Task goal -> Search the data below for "industry"; list each line that holds it.
>> Begin Excerpted data
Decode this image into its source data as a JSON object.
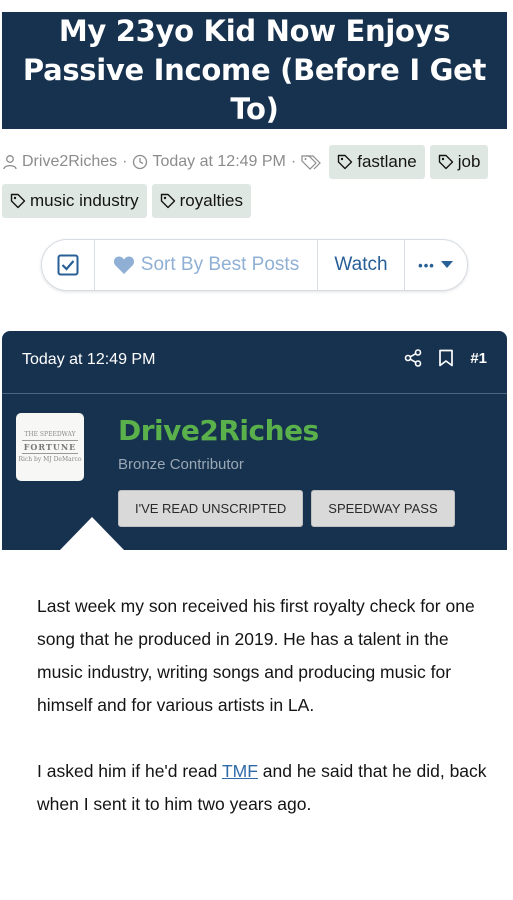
{
  "thread": {
    "title": "My 23yo Kid Now Enjoys Passive Income (Before I Get To)",
    "author": "Drive2Riches",
    "date": "Today at 12:49 PM",
    "tags": [
      "fastlane",
      "job",
      "music industry",
      "royalties"
    ]
  },
  "toolbar": {
    "sort_label": "Sort By Best Posts",
    "watch_label": "Watch",
    "more_label": "•••"
  },
  "post": {
    "date": "Today at 12:49 PM",
    "number": "#1",
    "username": "Drive2Riches",
    "user_title": "Bronze Contributor",
    "badges": [
      "I'VE READ UNSCRIPTED",
      "SPEEDWAY PASS"
    ],
    "avatar_text": {
      "top": "THE SPEEDWAY",
      "main": "FORTUNE",
      "bottom": "Rich by MJ DeMarco"
    },
    "paragraph1": "Last week my son received his first royalty check for one song that he produced in 2019. He has a talent in the music industry, writing songs and producing music for himself and for various artists in LA.",
    "paragraph2_before": "I asked him if he'd read ",
    "paragraph2_link": "TMF",
    "paragraph2_after": " and he said that he did, back when I sent it to him two years ago."
  },
  "colors": {
    "header_bg": "#17324f",
    "username": "#5ab14b",
    "link": "#2f6aa8",
    "tag_bg": "#dfe7e3"
  }
}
>> End Excerpted data
The solution ->
      "music industry",
    "paragraph1": "Last week my son received his first royalty check for one song that he produced in 2019. He has a talent in the music industry, writing songs and producing music for himself and for various artists in LA.",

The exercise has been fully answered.